**Directions**
Pull out each line of the data that includes the word "ffffff".

___ Material

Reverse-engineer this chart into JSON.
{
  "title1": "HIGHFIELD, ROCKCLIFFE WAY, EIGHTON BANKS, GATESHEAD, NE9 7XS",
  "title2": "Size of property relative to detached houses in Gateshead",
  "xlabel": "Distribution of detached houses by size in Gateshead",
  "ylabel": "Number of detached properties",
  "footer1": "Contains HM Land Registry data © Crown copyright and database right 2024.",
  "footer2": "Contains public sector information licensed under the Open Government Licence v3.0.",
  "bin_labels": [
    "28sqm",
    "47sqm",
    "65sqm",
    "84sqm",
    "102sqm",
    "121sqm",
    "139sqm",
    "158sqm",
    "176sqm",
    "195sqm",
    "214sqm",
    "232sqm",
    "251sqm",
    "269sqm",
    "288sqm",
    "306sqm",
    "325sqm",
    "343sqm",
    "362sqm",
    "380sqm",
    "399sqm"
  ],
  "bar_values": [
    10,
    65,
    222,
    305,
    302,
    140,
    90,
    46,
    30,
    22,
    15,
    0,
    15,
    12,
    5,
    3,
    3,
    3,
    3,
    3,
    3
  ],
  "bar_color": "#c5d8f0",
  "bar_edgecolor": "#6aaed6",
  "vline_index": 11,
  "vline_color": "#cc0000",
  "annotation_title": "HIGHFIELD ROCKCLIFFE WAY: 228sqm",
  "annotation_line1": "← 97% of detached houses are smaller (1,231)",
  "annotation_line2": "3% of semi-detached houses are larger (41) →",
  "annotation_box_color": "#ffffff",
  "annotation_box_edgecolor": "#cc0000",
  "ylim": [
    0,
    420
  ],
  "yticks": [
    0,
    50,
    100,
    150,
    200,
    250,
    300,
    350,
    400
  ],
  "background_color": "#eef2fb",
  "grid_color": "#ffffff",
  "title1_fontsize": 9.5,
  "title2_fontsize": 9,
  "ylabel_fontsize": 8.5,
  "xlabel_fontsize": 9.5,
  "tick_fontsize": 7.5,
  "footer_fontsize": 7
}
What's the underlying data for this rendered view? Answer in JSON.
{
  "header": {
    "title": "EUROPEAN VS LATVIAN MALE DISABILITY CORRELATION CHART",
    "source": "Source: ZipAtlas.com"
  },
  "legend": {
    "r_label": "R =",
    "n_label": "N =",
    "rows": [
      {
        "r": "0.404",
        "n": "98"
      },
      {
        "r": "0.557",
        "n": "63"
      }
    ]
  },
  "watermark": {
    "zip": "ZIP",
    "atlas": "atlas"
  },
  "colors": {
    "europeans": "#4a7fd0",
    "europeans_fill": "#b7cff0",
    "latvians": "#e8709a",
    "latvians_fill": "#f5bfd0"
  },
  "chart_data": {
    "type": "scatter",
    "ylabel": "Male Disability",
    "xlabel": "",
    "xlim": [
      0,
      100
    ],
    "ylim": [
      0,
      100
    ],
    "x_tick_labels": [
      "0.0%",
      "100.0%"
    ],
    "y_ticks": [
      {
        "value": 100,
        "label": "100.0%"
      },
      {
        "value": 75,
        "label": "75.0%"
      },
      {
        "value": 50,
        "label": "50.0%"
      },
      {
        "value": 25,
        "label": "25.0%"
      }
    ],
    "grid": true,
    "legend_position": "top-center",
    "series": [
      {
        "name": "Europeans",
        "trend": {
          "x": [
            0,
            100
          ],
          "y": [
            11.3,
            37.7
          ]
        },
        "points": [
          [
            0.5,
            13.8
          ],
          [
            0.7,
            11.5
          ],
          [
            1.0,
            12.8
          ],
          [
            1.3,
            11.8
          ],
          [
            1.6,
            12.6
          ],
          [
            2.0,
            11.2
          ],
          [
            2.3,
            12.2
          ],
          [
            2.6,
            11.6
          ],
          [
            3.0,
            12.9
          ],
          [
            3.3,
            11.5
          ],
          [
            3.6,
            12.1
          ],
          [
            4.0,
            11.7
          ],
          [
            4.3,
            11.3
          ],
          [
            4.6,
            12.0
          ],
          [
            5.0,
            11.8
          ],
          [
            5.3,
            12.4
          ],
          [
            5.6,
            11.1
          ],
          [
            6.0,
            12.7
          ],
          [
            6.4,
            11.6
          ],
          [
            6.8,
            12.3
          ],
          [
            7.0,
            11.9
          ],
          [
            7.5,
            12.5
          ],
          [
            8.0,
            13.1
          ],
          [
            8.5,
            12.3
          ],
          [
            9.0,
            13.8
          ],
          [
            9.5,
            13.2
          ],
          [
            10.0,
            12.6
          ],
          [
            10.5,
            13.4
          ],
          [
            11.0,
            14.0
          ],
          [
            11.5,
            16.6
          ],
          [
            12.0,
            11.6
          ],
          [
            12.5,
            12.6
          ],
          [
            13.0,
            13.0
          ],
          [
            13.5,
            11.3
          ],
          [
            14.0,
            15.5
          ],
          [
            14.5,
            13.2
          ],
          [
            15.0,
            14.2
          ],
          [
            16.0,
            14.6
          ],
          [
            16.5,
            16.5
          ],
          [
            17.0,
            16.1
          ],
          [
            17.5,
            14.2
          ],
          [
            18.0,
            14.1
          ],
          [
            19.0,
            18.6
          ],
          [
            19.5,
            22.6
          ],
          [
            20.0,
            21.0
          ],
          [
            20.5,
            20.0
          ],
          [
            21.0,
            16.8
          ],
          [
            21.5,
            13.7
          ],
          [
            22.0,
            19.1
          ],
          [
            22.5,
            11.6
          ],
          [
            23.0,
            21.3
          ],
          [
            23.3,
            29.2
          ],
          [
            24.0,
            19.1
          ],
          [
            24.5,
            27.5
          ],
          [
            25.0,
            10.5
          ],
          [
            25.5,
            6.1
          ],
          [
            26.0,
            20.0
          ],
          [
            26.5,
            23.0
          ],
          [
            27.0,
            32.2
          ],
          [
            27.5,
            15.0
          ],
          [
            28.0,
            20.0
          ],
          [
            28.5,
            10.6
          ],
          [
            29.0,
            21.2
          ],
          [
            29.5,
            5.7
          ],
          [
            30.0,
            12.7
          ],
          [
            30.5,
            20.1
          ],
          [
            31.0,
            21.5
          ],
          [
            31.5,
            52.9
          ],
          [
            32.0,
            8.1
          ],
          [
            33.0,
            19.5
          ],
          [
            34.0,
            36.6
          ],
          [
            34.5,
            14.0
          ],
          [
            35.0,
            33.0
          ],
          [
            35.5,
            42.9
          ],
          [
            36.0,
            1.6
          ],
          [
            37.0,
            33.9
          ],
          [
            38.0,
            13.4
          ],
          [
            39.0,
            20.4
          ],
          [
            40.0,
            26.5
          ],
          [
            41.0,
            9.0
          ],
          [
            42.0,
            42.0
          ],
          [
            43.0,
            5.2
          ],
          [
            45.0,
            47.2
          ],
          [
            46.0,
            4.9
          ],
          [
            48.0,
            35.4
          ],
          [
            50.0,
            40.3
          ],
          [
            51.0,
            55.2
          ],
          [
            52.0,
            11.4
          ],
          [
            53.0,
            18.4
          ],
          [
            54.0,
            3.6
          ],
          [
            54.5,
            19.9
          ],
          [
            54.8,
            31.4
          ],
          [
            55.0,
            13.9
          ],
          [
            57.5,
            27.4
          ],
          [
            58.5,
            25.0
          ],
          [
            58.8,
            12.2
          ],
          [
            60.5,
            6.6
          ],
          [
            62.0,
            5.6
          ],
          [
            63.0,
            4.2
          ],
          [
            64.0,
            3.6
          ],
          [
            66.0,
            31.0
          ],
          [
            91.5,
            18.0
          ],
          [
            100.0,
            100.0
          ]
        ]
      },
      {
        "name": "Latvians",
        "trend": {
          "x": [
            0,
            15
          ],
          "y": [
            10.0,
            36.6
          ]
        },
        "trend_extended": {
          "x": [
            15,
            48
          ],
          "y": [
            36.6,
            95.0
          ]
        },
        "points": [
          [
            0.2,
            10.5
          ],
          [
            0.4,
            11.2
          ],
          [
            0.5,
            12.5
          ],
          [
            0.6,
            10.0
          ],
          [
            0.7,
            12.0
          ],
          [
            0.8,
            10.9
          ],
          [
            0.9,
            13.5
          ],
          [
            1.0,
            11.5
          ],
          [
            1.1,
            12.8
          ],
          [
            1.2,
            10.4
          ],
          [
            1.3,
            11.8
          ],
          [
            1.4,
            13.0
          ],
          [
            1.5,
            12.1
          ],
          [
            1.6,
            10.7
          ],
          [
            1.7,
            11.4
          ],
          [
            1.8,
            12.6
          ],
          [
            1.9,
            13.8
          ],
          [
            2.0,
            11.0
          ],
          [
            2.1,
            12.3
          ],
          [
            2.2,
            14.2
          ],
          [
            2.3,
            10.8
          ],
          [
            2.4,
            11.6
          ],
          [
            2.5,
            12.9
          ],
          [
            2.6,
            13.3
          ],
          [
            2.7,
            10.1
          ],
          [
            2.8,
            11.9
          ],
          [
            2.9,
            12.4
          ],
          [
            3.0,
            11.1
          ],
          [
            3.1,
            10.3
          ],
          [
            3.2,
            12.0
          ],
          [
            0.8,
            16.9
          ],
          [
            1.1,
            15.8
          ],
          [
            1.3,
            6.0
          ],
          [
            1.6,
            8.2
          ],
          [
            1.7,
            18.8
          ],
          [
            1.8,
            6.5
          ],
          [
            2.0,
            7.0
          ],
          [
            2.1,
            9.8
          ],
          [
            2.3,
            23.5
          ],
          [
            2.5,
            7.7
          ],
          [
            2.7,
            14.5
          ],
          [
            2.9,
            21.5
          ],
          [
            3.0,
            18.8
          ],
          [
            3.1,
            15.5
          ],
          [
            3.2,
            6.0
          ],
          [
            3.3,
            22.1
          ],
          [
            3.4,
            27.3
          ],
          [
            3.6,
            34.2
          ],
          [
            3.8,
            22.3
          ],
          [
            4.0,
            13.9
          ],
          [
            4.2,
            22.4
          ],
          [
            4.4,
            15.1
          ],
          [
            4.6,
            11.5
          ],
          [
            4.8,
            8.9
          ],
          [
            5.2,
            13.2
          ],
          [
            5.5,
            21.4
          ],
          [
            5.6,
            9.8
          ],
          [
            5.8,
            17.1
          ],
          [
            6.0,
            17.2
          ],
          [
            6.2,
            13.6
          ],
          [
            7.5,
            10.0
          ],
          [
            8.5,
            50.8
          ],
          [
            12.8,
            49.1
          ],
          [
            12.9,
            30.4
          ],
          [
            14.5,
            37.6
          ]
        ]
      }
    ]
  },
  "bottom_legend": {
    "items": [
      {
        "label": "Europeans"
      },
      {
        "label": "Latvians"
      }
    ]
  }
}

______

**Result of the task**
  "annotation_box_color": "#ffffff",
  "grid_color": "#ffffff",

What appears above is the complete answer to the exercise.